> WORK TO BE COMPLETED
What is the number of lines containing "Problemen"? Give only that number.

Dataset items
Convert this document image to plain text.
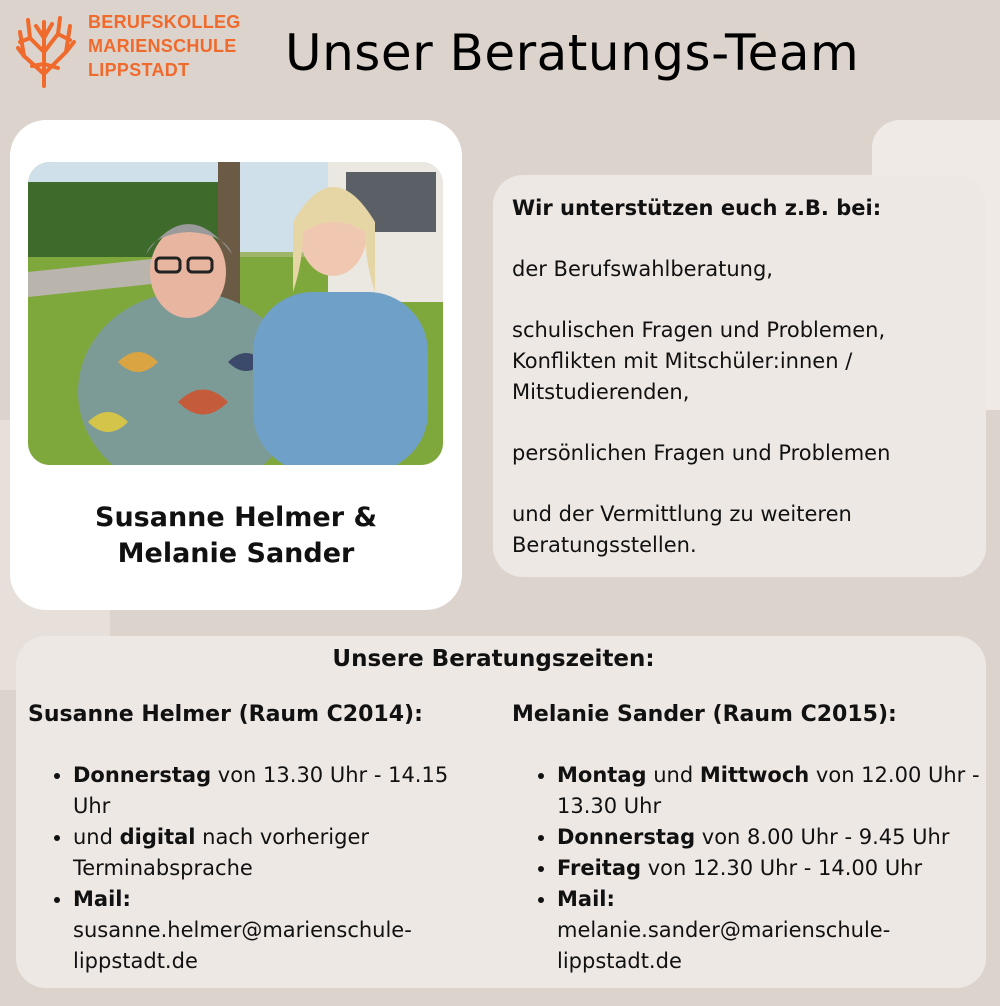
BERUFSKOLLEG
MARIENSCHULE
LIPPSTADT	Unser Beratungs-Team
Susanne Helmer &
Melanie Sander

Wir unterstützen euch z.B. bei:

der Berufswahlberatung,

schulischen Fragen und Problemen,
Konflikten mit Mitschüler:innen /
Mitstudierenden,

persönlichen Fragen und Problemen

und der Vermittlung zu weiteren
Beratungsstellen.

Unsere Beratungszeiten:
Susanne Helmer (Raum C2014):
• Donnerstag von 13.30 Uhr - 14.15 Uhr
• und digital nach vorheriger Terminabsprache
• Mail:
susanne.helmer@marienschule-lippstadt.de
Melanie Sander (Raum C2015):
• Montag und Mittwoch von 12.00 Uhr - 13.30 Uhr
• Donnerstag von 8.00 Uhr - 9.45 Uhr
• Freitag von 12.30 Uhr - 14.00 Uhr
• Mail:
melanie.sander@marienschule-lippstadt.de
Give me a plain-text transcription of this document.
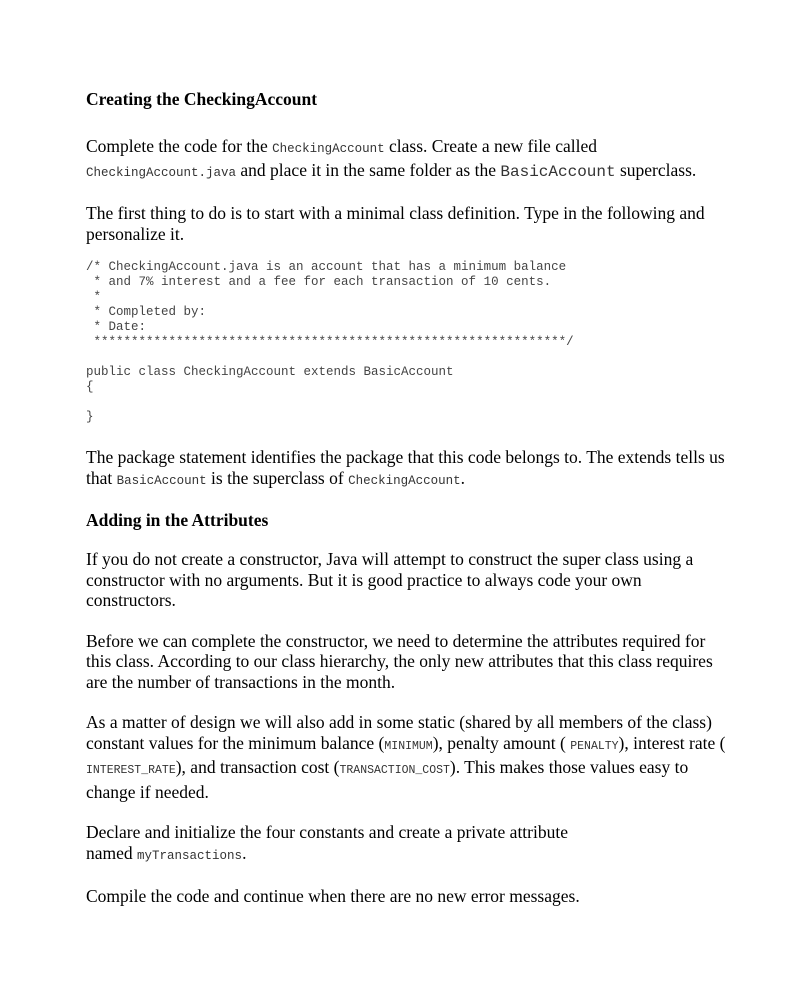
Creating the CheckingAccount

Complete the code for the CheckingAccount class. Create a new file called CheckingAccount.java and place it in the same folder as the BasicAccount superclass.

The first thing to do is to start with a minimal class definition. Type in the following and personalize it.

/* CheckingAccount.java is an account that has a minimum balance
* and 7% interest and a fee for each transaction of 10 cents.
*
* Completed by:
* Date:
***************************************************************/

public class CheckingAccount extends BasicAccount
{

}

The package statement identifies the package that this code belongs to. The extends tells us that BasicAccount is the superclass of CheckingAccount.

Adding in the Attributes

If you do not create a constructor, Java will attempt to construct the super class using a constructor with no arguments. But it is good practice to always code your own constructors.

Before we can complete the constructor, we need to determine the attributes required for this class. According to our class hierarchy, the only new attributes that this class requires are the number of transactions in the month.

As a matter of design we will also add in some static (shared by all members of the class) constant values for the minimum balance (MINIMUM), penalty amount ( PENALTY), interest rate ( INTEREST_RATE), and transaction cost (TRANSACTION_COST). This makes those values easy to change if needed.

Declare and initialize the four constants and create a private attribute named myTransactions.

Compile the code and continue when there are no new error messages.
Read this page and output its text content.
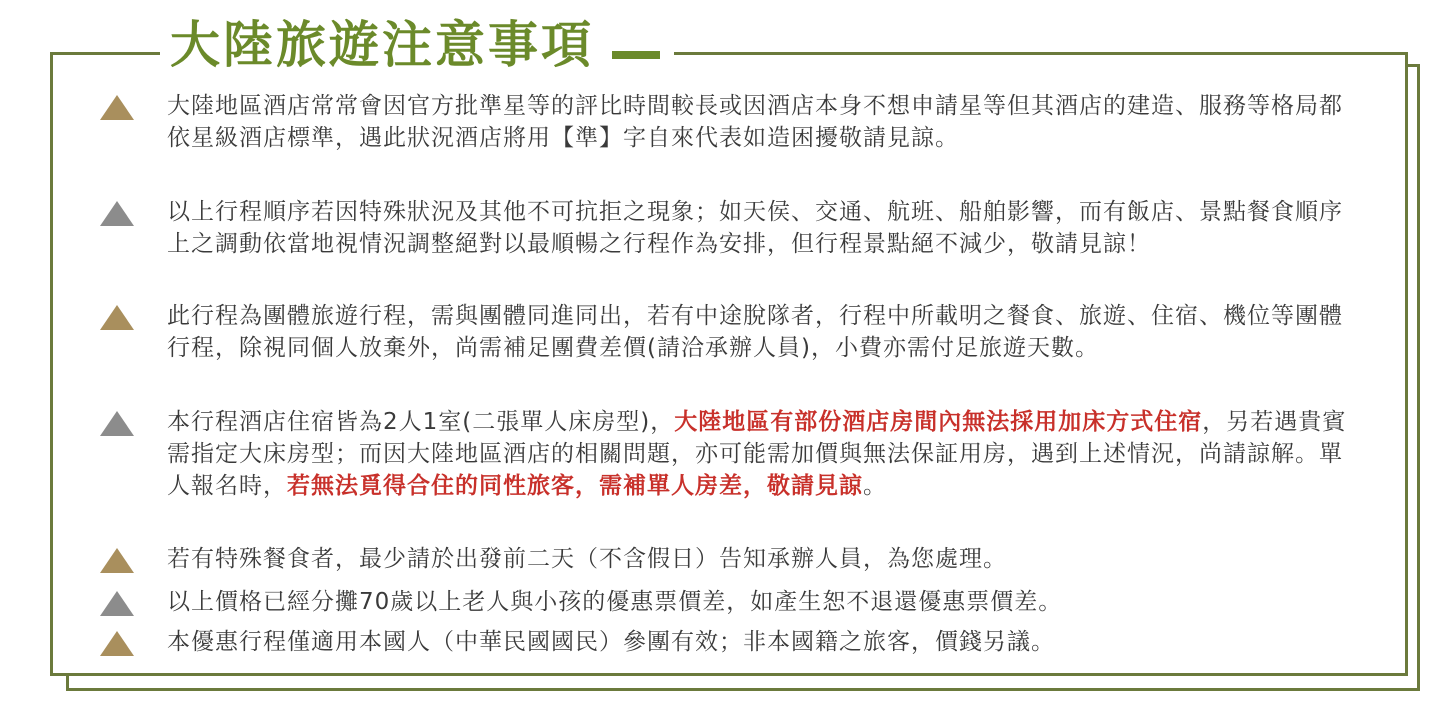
大陸旅遊注意事項
大陸地區酒店常常會因官方批準星等的評比時間較長或因酒店本身不想申請星等但其酒店的建造、服務等格局都依星級酒店標準，遇此狀況酒店將用【準】字自來代表如造困擾敬請見諒。
以上行程順序若因特殊狀況及其他不可抗拒之現象；如天侯、交通、航班、船舶影響，而有飯店、景點餐食順序上之調動依當地視情況調整絕對以最順暢之行程作為安排，但行程景點絕不減少，敬請見諒！
此行程為團體旅遊行程，需與團體同進同出，若有中途脫隊者，行程中所載明之餐食、旅遊、住宿、機位等團體行程，除視同個人放棄外，尚需補足團費差價(請洽承辦人員)，小費亦需付足旅遊天數。
本行程酒店住宿皆為2人1室(二張單人床房型)，大陸地區有部份酒店房間內無法採用加床方式住宿，另若遇貴賓需指定大床房型；而因大陸地區酒店的相關問題，亦可能需加價與無法保証用房，遇到上述情況，尚請諒解。單人報名時，若無法覓得合住的同性旅客，需補單人房差，敬請見諒。
若有特殊餐食者，最少請於出發前二天（不含假日）告知承辦人員，為您處理。
以上價格已經分攤70歲以上老人與小孩的優惠票價差，如產生恕不退還優惠票價差。
本優惠行程僅適用本國人（中華民國國民）參團有效；非本國籍之旅客，價錢另議。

> FULL RESPONSE
2